┌──
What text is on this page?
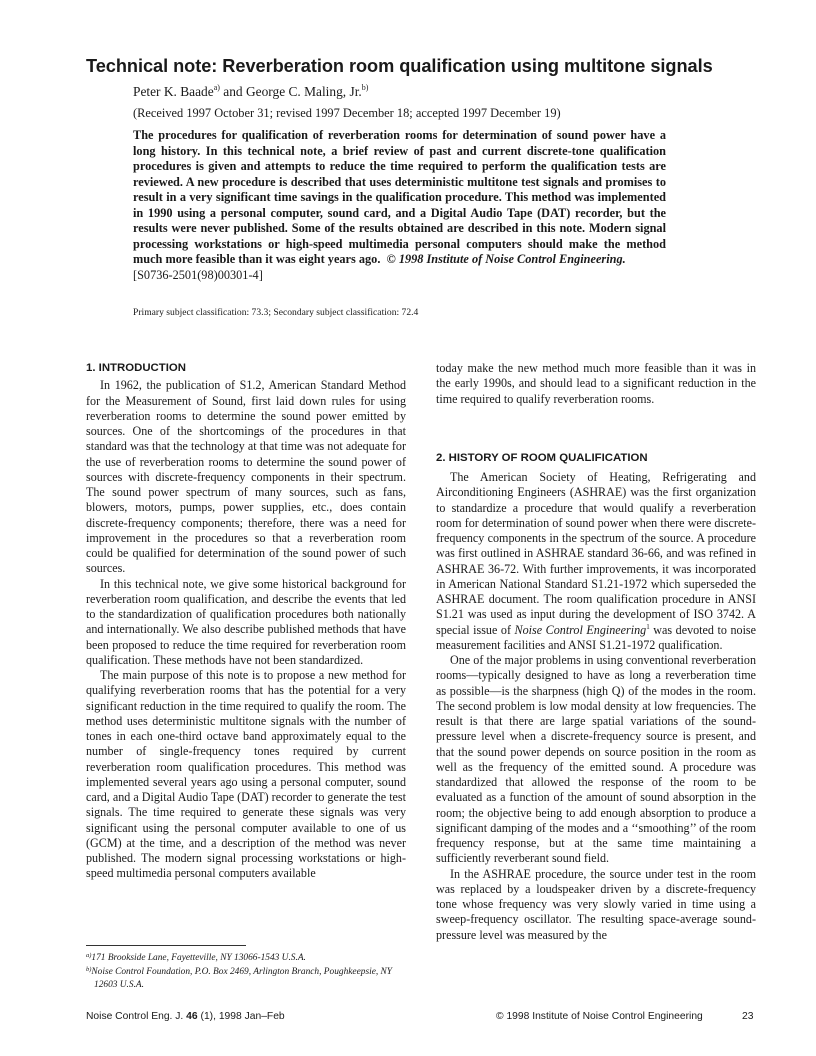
Technical note: Reverberation room qualification using multitone signals
Peter K. Baade$^{a)}$ and George C. Maling, Jr.$^{b)}$
(Received 1997 October 31; revised 1997 December 18; accepted 1997 December 19)
The procedures for qualification of reverberation rooms for determination of sound power have a long history. In this technical note, a brief review of past and current discrete-tone qualification procedures is given and attempts to reduce the time required to perform the qualification tests are reviewed. A new procedure is described that uses deterministic multitone test signals and promises to result in a very significant time savings in the qualification procedure. This method was implemented in 1990 using a personal computer, sound card, and a Digital Audio Tape (DAT) recorder, but the results were never published. Some of the results obtained are described in this note. Modern signal processing workstations or high-speed multimedia personal computers should make the method much more feasible than it was eight years ago. © 1998 Institute of Noise Control Engineering.
[S0736-2501(98)00301-4]
Primary subject classification: 73.3; Secondary subject classification: 72.4
1. INTRODUCTION

In 1962, the publication of S1.2, American Standard Method for the Measurement of Sound, first laid down rules for using reverberation rooms to determine the sound power emitted by sources. One of the shortcomings of the procedures in that standard was that the technology at that time was not adequate for the use of reverberation rooms to determine the sound power of sources with discrete-frequency components in their spectrum. The sound power spectrum of many sources, such as fans, blowers, motors, pumps, power supplies, etc., does contain discrete-frequency components; therefore, there was a need for improvement in the procedures so that a reverberation room could be qualified for determination of the sound power of such sources.

In this technical note, we give some historical background for reverberation room qualification, and describe the events that led to the standardization of qualification procedures both nationally and internationally. We also describe published methods that have been proposed to reduce the time required for reverberation room qualification. These methods have not been standardized.

The main purpose of this note is to propose a new method for qualifying reverberation rooms that has the potential for a very significant reduction in the time required to qualify the room. The method uses deterministic multitone signals with the number of tones in each one-third octave band approximately equal to the number of single-frequency tones required by current reverberation room qualification procedures. This method was implemented several years ago using a personal computer, sound card, and a Digital Audio Tape (DAT) recorder to generate the test signals. The time required to generate these signals was very significant using the personal computer available to one of us (GCM) at the time, and a description of the method was never published. The modern signal processing workstations or high-speed multimedia personal computers available

today make the new method much more feasible than it was in the early 1990s, and should lead to a significant reduction in the time required to qualify reverberation rooms.

2. HISTORY OF ROOM QUALIFICATION

The American Society of Heating, Refrigerating and Airconditioning Engineers (ASHRAE) was the first organization to standardize a procedure that would qualify a reverberation room for determination of sound power when there were discrete-frequency components in the spectrum of the source. A procedure was first outlined in ASHRAE standard 36-66, and was refined in ASHRAE 36-72. With further improvements, it was incorporated in American National Standard S1.21-1972 which superseded the ASHRAE document. The room qualification procedure in ANSI S1.21 was used as input during the development of ISO 3742. A special issue of Noise Control Engineering$^1$ was devoted to noise measurement facilities and ANSI S1.21-1972 qualification.

One of the major problems in using conventional reverberation rooms—typically designed to have as long a reverberation time as possible—is the sharpness (high Q) of the modes in the room. The second problem is low modal density at low frequencies. The result is that there are large spatial variations of the sound-pressure level when a discrete-frequency source is present, and that the sound power depends on source position in the room as well as the frequency of the emitted sound. A procedure was standardized that allowed the response of the room to be evaluated as a function of the amount of sound absorption in the room; the objective being to add enough absorption to produce a significant damping of the modes and a ‘‘smoothing’’ of the room frequency response, but at the same time maintaining a sufficiently reverberant sound field.

In the ASHRAE procedure, the source under test in the room was replaced by a loudspeaker driven by a discrete-frequency tone whose frequency was very slowly varied in time using a sweep-frequency oscillator. The resulting space-average sound-pressure level was measured by the

$^{a)}$171 Brookside Lane, Fayetteville, NY 13066-1543 U.S.A.
$^{b)}$Noise Control Foundation, P.O. Box 2469, Arlington Branch, Poughkeepsie, NY 12603 U.S.A.
Noise Control Eng. J. 46 (1), 1998 Jan–Feb	© 1998 Institute of Noise Control Engineering	23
└──
### What you are asked to do
Copy out the listing exactly as it stands, but not the pictures.

### Solution to this exercise
What text is on this page?
Technical note: Reverberation room qualification using multitone signals
Peter K. Baade$^{a)}$ and George C. Maling, Jr.$^{b)}$
(Received 1997 October 31; revised 1997 December 18; accepted 1997 December 19)
The procedures for qualification of reverberation rooms for determination of sound power have a long history. In this technical note, a brief review of past and current discrete-tone qualification procedures is given and attempts to reduce the time required to perform the qualification tests are reviewed. A new procedure is described that uses deterministic multitone test signals and promises to result in a very significant time savings in the qualification procedure. This method was implemented in 1990 using a personal computer, sound card, and a Digital Audio Tape (DAT) recorder, but the results were never published. Some of the results obtained are described in this note. Modern signal processing workstations or high-speed multimedia personal computers should make the method much more feasible than it was eight years ago. © 1998 Institute of Noise Control Engineering.
[S0736-2501(98)00301-4]
Primary subject classification: 73.3; Secondary subject classification: 72.4
1. INTRODUCTION

In 1962, the publication of S1.2, American Standard Method for the Measurement of Sound, first laid down rules for using reverberation rooms to determine the sound power emitted by sources. One of the shortcomings of the procedures in that standard was that the technology at that time was not adequate for the use of reverberation rooms to determine the sound power of sources with discrete-frequency components in their spectrum. The sound power spectrum of many sources, such as fans, blowers, motors, pumps, power supplies, etc., does contain discrete-frequency components; therefore, there was a need for improvement in the procedures so that a reverberation room could be qualified for determination of the sound power of such sources.

In this technical note, we give some historical background for reverberation room qualification, and describe the events that led to the standardization of qualification procedures both nationally and internationally. We also describe published methods that have been proposed to reduce the time required for reverberation room qualification. These methods have not been standardized.

The main purpose of this note is to propose a new method for qualifying reverberation rooms that has the potential for a very significant reduction in the time required to qualify the room. The method uses deterministic multitone signals with the number of tones in each one-third octave band approximately equal to the number of single-frequency tones required by current reverberation room qualification procedures. This method was implemented several years ago using a personal computer, sound card, and a Digital Audio Tape (DAT) recorder to generate the test signals. The time required to generate these signals was very significant using the personal computer available to one of us (GCM) at the time, and a description of the method was never published. The modern signal processing workstations or high-speed multimedia personal computers available

today make the new method much more feasible than it was in the early 1990s, and should lead to a significant reduction in the time required to qualify reverberation rooms.

2. HISTORY OF ROOM QUALIFICATION

The American Society of Heating, Refrigerating and Airconditioning Engineers (ASHRAE) was the first organization to standardize a procedure that would qualify a reverberation room for determination of sound power when there were discrete-frequency components in the spectrum of the source. A procedure was first outlined in ASHRAE standard 36-66, and was refined in ASHRAE 36-72. With further improvements, it was incorporated in American National Standard S1.21-1972 which superseded the ASHRAE document. The room qualification procedure in ANSI S1.21 was used as input during the development of ISO 3742. A special issue of Noise Control Engineering$^1$ was devoted to noise measurement facilities and ANSI S1.21-1972 qualification.

One of the major problems in using conventional reverberation rooms—typically designed to have as long a reverberation time as possible—is the sharpness (high Q) of the modes in the room. The second problem is low modal density at low frequencies. The result is that there are large spatial variations of the sound-pressure level when a discrete-frequency source is present, and that the sound power depends on source position in the room as well as the frequency of the emitted sound. A procedure was standardized that allowed the response of the room to be evaluated as a function of the amount of sound absorption in the room; the objective being to add enough absorption to produce a significant damping of the modes and a ‘‘smoothing’’ of the room frequency response, but at the same time maintaining a sufficiently reverberant sound field.

In the ASHRAE procedure, the source under test in the room was replaced by a loudspeaker driven by a discrete-frequency tone whose frequency was very slowly varied in time using a sweep-frequency oscillator. The resulting space-average sound-pressure level was measured by the

$^{a)}$171 Brookside Lane, Fayetteville, NY 13066-1543 U.S.A.
$^{b)}$Noise Control Foundation, P.O. Box 2469, Arlington Branch, Poughkeepsie, NY 12603 U.S.A.
Noise Control Eng. J. 46 (1), 1998 Jan–Feb	© 1998 Institute of Noise Control Engineering	23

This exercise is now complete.